## Exercise brief
Write out every entry exactly as given, but omit the pictures.

## Data entries
>>>

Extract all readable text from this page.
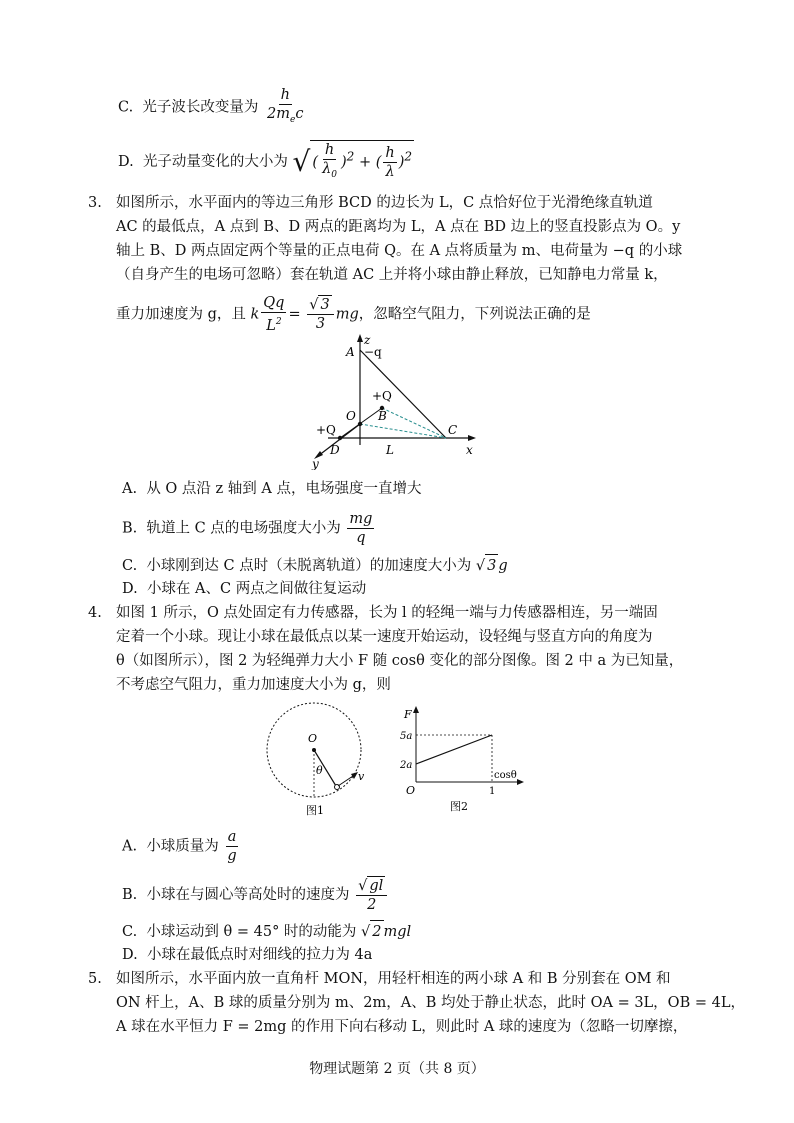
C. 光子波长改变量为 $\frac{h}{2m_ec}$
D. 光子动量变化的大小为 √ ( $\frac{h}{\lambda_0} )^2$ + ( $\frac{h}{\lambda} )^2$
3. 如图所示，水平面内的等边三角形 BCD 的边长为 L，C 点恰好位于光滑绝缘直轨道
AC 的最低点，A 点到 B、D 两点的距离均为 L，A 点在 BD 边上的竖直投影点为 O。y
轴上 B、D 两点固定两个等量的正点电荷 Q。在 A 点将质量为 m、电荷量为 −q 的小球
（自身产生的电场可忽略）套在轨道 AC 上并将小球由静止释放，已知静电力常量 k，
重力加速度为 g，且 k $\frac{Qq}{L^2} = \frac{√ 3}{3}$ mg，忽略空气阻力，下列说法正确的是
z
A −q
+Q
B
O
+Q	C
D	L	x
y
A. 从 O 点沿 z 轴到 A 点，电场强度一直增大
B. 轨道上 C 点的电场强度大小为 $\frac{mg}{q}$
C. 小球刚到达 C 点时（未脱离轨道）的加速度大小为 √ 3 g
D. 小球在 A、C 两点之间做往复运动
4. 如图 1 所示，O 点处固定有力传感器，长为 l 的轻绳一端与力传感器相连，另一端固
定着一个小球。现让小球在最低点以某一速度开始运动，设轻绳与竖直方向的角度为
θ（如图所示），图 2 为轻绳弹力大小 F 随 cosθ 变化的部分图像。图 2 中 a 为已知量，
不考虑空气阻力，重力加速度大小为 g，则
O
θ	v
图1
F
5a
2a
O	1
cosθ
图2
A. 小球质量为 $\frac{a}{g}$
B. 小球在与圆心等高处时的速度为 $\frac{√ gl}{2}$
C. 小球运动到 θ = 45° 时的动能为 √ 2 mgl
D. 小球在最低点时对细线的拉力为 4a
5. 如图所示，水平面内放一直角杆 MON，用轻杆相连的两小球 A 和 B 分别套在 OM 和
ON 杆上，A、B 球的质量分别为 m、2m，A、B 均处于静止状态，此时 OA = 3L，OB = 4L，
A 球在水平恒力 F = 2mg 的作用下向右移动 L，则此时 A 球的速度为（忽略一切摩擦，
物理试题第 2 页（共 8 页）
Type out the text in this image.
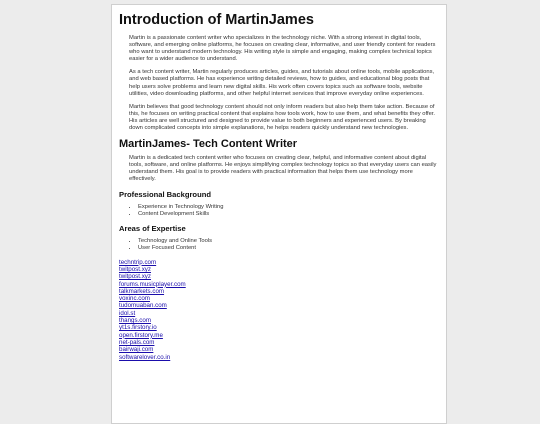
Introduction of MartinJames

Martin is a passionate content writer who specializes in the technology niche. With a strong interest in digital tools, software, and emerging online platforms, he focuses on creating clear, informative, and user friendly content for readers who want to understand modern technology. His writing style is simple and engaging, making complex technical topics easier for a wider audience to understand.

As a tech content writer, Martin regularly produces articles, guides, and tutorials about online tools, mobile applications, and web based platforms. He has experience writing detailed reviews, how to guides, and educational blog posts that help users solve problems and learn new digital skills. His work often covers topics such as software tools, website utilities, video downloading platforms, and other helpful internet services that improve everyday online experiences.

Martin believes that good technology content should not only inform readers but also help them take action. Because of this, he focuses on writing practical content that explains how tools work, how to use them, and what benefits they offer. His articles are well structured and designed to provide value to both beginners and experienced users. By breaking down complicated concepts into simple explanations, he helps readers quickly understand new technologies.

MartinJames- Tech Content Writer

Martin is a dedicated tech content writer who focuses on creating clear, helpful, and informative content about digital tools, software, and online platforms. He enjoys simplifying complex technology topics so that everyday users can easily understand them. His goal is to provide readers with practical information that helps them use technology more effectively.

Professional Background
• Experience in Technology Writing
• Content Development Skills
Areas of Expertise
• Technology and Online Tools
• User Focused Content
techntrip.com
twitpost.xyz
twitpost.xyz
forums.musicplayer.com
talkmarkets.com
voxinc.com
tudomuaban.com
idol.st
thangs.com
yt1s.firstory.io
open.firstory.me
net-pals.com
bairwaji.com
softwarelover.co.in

<<<

## Output
Extract all readable text from this page.
C. 光子波长改变量为 $\frac{h}{2m_ec}$
D. 光子动量变化的大小为 √ ( $\frac{h}{\lambda_0} )^2$ + ( $\frac{h}{\lambda} )^2$
3. 如图所示，水平面内的等边三角形 BCD 的边长为 L，C 点恰好位于光滑绝缘直轨道
AC 的最低点，A 点到 B、D 两点的距离均为 L，A 点在 BD 边上的竖直投影点为 O。y
轴上 B、D 两点固定两个等量的正点电荷 Q。在 A 点将质量为 m、电荷量为 −q 的小球
（自身产生的电场可忽略）套在轨道 AC 上并将小球由静止释放，已知静电力常量 k，
重力加速度为 g，且 k $\frac{Qq}{L^2} = \frac{√ 3}{3}$ mg，忽略空气阻力，下列说法正确的是
z
A −q
+Q
B
O
+Q	C
D	L	x
y
A. 从 O 点沿 z 轴到 A 点，电场强度一直增大
B. 轨道上 C 点的电场强度大小为 $\frac{mg}{q}$
C. 小球刚到达 C 点时（未脱离轨道）的加速度大小为 √ 3 g
D. 小球在 A、C 两点之间做往复运动
4. 如图 1 所示，O 点处固定有力传感器，长为 l 的轻绳一端与力传感器相连，另一端固
定着一个小球。现让小球在最低点以某一速度开始运动，设轻绳与竖直方向的角度为
θ（如图所示），图 2 为轻绳弹力大小 F 随 cosθ 变化的部分图像。图 2 中 a 为已知量，
不考虑空气阻力，重力加速度大小为 g，则
O
θ	v
图1
F
5a
2a
O	1
cosθ
图2
A. 小球质量为 $\frac{a}{g}$
B. 小球在与圆心等高处时的速度为 $\frac{√ gl}{2}$
C. 小球运动到 θ = 45° 时的动能为 √ 2 mgl
D. 小球在最低点时对细线的拉力为 4a
5. 如图所示，水平面内放一直角杆 MON，用轻杆相连的两小球 A 和 B 分别套在 OM 和
ON 杆上，A、B 球的质量分别为 m、2m，A、B 均处于静止状态，此时 OA = 3L，OB = 4L，
A 球在水平恒力 F = 2mg 的作用下向右移动 L，则此时 A 球的速度为（忽略一切摩擦，
物理试题第 2 页（共 8 页）
Type out the text in this image.
Introduction of MartinJames

Martin is a passionate content writer who specializes in the technology niche. With a strong interest in digital tools, software, and emerging online platforms, he focuses on creating clear, informative, and user friendly content for readers who want to understand modern technology. His writing style is simple and engaging, making complex technical topics easier for a wider audience to understand.

As a tech content writer, Martin regularly produces articles, guides, and tutorials about online tools, mobile applications, and web based platforms. He has experience writing detailed reviews, how to guides, and educational blog posts that help users solve problems and learn new digital skills. His work often covers topics such as software tools, website utilities, video downloading platforms, and other helpful internet services that improve everyday online experiences.

Martin believes that good technology content should not only inform readers but also help them take action. Because of this, he focuses on writing practical content that explains how tools work, how to use them, and what benefits they offer. His articles are well structured and designed to provide value to both beginners and experienced users. By breaking down complicated concepts into simple explanations, he helps readers quickly understand new technologies.

MartinJames- Tech Content Writer

Martin is a dedicated tech content writer who focuses on creating clear, helpful, and informative content about digital tools, software, and online platforms. He enjoys simplifying complex technology topics so that everyday users can easily understand them. His goal is to provide readers with practical information that helps them use technology more effectively.

Professional Background
• Experience in Technology Writing
• Content Development Skills
Areas of Expertise
• Technology and Online Tools
• User Focused Content
techntrip.com
twitpost.xyz
twitpost.xyz
forums.musicplayer.com
talkmarkets.com
voxinc.com
tudomuaban.com
idol.st
thangs.com
yt1s.firstory.io
open.firstory.me
net-pals.com
bairwaji.com
softwarelover.co.in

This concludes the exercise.